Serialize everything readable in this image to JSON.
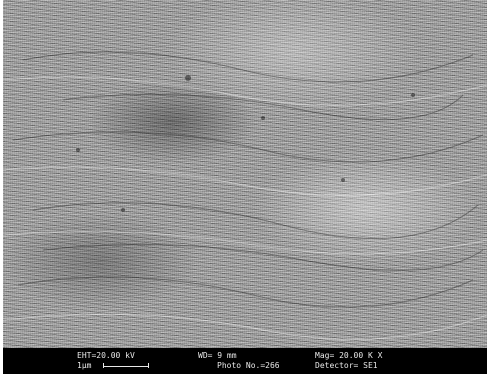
{
  "image": {
    "description_name": "sem-micrograph"
  },
  "databar": {
    "eht": "EHT=20.00 kV",
    "scale_label": "1μm",
    "wd": "WD=   9 mm",
    "photo_no": "Photo No.=266",
    "mag": "Mag= 20.00 K X",
    "detector": "Detector= SE1"
  },
  "colors": {
    "databar_bg": "#000000",
    "databar_text": "#e8e8e8",
    "image_base": "#9a9a9a"
  }
}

━━━━━━━━━━━━━━━━

### Written problem
Make an exact copy of every record, pictures excluded.

### Result
Serialize everything readable in this image to JSON.
{
  "image": {
    "description_name": "sem-micrograph"
  },
  "databar": {
    "eht": "EHT=20.00 kV",
    "scale_label": "1μm",
    "wd": "WD=   9 mm",
    "photo_no": "Photo No.=266",
    "mag": "Mag= 20.00 K X",
    "detector": "Detector= SE1"
  },
  "colors": {
    "databar_bg": "#000000",
    "databar_text": "#e8e8e8",
    "image_base": "#9a9a9a"
  }
}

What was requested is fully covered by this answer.